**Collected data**
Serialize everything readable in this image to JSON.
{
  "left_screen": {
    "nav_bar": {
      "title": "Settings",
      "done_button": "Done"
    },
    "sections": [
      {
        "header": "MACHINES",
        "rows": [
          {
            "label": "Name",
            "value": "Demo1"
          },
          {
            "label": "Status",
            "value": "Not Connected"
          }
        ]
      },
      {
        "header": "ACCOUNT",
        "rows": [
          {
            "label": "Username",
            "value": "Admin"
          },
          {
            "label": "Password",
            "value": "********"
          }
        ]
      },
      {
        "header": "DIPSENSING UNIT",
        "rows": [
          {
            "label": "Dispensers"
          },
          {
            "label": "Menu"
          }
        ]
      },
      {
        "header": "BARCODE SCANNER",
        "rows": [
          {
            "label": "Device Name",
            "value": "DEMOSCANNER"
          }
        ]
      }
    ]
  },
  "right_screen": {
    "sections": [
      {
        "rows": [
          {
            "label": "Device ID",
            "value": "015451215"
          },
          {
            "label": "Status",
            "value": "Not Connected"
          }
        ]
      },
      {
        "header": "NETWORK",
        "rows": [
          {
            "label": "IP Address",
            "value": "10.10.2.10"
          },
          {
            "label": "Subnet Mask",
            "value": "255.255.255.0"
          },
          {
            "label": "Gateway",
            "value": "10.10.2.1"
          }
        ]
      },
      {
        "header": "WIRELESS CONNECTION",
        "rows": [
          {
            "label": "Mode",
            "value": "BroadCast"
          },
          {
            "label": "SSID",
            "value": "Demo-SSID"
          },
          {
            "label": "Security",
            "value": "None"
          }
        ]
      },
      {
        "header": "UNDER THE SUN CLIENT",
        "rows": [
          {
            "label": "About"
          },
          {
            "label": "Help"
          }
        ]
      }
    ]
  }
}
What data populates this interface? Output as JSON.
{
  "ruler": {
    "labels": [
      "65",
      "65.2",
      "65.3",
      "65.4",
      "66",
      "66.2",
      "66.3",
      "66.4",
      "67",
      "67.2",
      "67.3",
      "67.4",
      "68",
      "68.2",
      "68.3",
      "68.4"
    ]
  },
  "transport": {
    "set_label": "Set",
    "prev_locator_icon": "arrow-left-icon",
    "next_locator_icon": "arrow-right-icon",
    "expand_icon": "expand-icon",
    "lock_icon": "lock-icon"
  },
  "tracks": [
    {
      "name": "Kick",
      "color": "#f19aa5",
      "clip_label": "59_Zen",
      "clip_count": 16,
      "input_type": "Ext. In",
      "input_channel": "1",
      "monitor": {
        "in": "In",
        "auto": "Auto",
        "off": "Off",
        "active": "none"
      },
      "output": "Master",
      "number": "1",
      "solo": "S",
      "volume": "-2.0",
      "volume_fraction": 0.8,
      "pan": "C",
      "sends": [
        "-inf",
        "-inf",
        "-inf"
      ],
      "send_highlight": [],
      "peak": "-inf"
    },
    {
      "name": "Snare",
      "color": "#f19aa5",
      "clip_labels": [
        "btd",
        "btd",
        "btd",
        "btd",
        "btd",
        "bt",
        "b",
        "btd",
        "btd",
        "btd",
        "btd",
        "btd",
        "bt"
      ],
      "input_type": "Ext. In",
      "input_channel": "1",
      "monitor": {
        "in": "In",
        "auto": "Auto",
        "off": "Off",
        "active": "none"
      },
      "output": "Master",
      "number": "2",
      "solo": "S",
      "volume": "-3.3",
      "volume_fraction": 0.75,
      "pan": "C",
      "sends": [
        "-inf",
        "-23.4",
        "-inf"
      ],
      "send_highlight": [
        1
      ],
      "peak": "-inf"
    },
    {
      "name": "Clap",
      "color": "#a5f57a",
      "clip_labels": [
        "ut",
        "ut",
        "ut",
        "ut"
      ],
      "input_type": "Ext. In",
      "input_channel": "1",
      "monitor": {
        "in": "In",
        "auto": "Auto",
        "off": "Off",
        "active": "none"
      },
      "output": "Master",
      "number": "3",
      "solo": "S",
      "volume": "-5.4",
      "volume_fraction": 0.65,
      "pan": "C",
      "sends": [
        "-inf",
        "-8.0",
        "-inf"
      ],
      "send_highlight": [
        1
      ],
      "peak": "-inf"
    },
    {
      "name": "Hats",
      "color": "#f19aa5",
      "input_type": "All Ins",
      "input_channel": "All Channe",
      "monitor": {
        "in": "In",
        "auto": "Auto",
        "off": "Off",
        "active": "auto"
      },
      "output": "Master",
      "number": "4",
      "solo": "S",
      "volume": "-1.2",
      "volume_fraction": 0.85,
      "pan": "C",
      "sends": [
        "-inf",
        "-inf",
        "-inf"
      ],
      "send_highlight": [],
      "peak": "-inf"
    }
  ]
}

**Task to carry out**
Print the material verbatim, all of it.

**Task solution**
Serialize everything readable in this image to JSON.
{
  "left_screen": {
    "nav_bar": {
      "title": "Settings",
      "done_button": "Done"
    },
    "sections": [
      {
        "header": "MACHINES",
        "rows": [
          {
            "label": "Name",
            "value": "Demo1"
          },
          {
            "label": "Status",
            "value": "Not Connected"
          }
        ]
      },
      {
        "header": "ACCOUNT",
        "rows": [
          {
            "label": "Username",
            "value": "Admin"
          },
          {
            "label": "Password",
            "value": "********"
          }
        ]
      },
      {
        "header": "DIPSENSING UNIT",
        "rows": [
          {
            "label": "Dispensers"
          },
          {
            "label": "Menu"
          }
        ]
      },
      {
        "header": "BARCODE SCANNER",
        "rows": [
          {
            "label": "Device Name",
            "value": "DEMOSCANNER"
          }
        ]
      }
    ]
  },
  "right_screen": {
    "sections": [
      {
        "rows": [
          {
            "label": "Device ID",
            "value": "015451215"
          },
          {
            "label": "Status",
            "value": "Not Connected"
          }
        ]
      },
      {
        "header": "NETWORK",
        "rows": [
          {
            "label": "IP Address",
            "value": "10.10.2.10"
          },
          {
            "label": "Subnet Mask",
            "value": "255.255.255.0"
          },
          {
            "label": "Gateway",
            "value": "10.10.2.1"
          }
        ]
      },
      {
        "header": "WIRELESS CONNECTION",
        "rows": [
          {
            "label": "Mode",
            "value": "BroadCast"
          },
          {
            "label": "SSID",
            "value": "Demo-SSID"
          },
          {
            "label": "Security",
            "value": "None"
          }
        ]
      },
      {
        "header": "UNDER THE SUN CLIENT",
        "rows": [
          {
            "label": "About"
          },
          {
            "label": "Help"
          }
        ]
      }
    ]
  }
}
What data populates this interface? Output as JSON.
{
  "ruler": {
    "labels": [
      "65",
      "65.2",
      "65.3",
      "65.4",
      "66",
      "66.2",
      "66.3",
      "66.4",
      "67",
      "67.2",
      "67.3",
      "67.4",
      "68",
      "68.2",
      "68.3",
      "68.4"
    ]
  },
  "transport": {
    "set_label": "Set",
    "prev_locator_icon": "arrow-left-icon",
    "next_locator_icon": "arrow-right-icon",
    "expand_icon": "expand-icon",
    "lock_icon": "lock-icon"
  },
  "tracks": [
    {
      "name": "Kick",
      "color": "#f19aa5",
      "clip_label": "59_Zen",
      "clip_count": 16,
      "input_type": "Ext. In",
      "input_channel": "1",
      "monitor": {
        "in": "In",
        "auto": "Auto",
        "off": "Off",
        "active": "none"
      },
      "output": "Master",
      "number": "1",
      "solo": "S",
      "volume": "-2.0",
      "volume_fraction": 0.8,
      "pan": "C",
      "sends": [
        "-inf",
        "-inf",
        "-inf"
      ],
      "send_highlight": [],
      "peak": "-inf"
    },
    {
      "name": "Snare",
      "color": "#f19aa5",
      "clip_labels": [
        "btd",
        "btd",
        "btd",
        "btd",
        "btd",
        "bt",
        "b",
        "btd",
        "btd",
        "btd",
        "btd",
        "btd",
        "bt"
      ],
      "input_type": "Ext. In",
      "input_channel": "1",
      "monitor": {
        "in": "In",
        "auto": "Auto",
        "off": "Off",
        "active": "none"
      },
      "output": "Master",
      "number": "2",
      "solo": "S",
      "volume": "-3.3",
      "volume_fraction": 0.75,
      "pan": "C",
      "sends": [
        "-inf",
        "-23.4",
        "-inf"
      ],
      "send_highlight": [
        1
      ],
      "peak": "-inf"
    },
    {
      "name": "Clap",
      "color": "#a5f57a",
      "clip_labels": [
        "ut",
        "ut",
        "ut",
        "ut"
      ],
      "input_type": "Ext. In",
      "input_channel": "1",
      "monitor": {
        "in": "In",
        "auto": "Auto",
        "off": "Off",
        "active": "none"
      },
      "output": "Master",
      "number": "3",
      "solo": "S",
      "volume": "-5.4",
      "volume_fraction": 0.65,
      "pan": "C",
      "sends": [
        "-inf",
        "-8.0",
        "-inf"
      ],
      "send_highlight": [
        1
      ],
      "peak": "-inf"
    },
    {
      "name": "Hats",
      "color": "#f19aa5",
      "input_type": "All Ins",
      "input_channel": "All Channe",
      "monitor": {
        "in": "In",
        "auto": "Auto",
        "off": "Off",
        "active": "auto"
      },
      "output": "Master",
      "number": "4",
      "solo": "S",
      "volume": "-1.2",
      "volume_fraction": 0.85,
      "pan": "C",
      "sends": [
        "-inf",
        "-inf",
        "-inf"
      ],
      "send_highlight": [],
      "peak": "-inf"
    }
  ]
}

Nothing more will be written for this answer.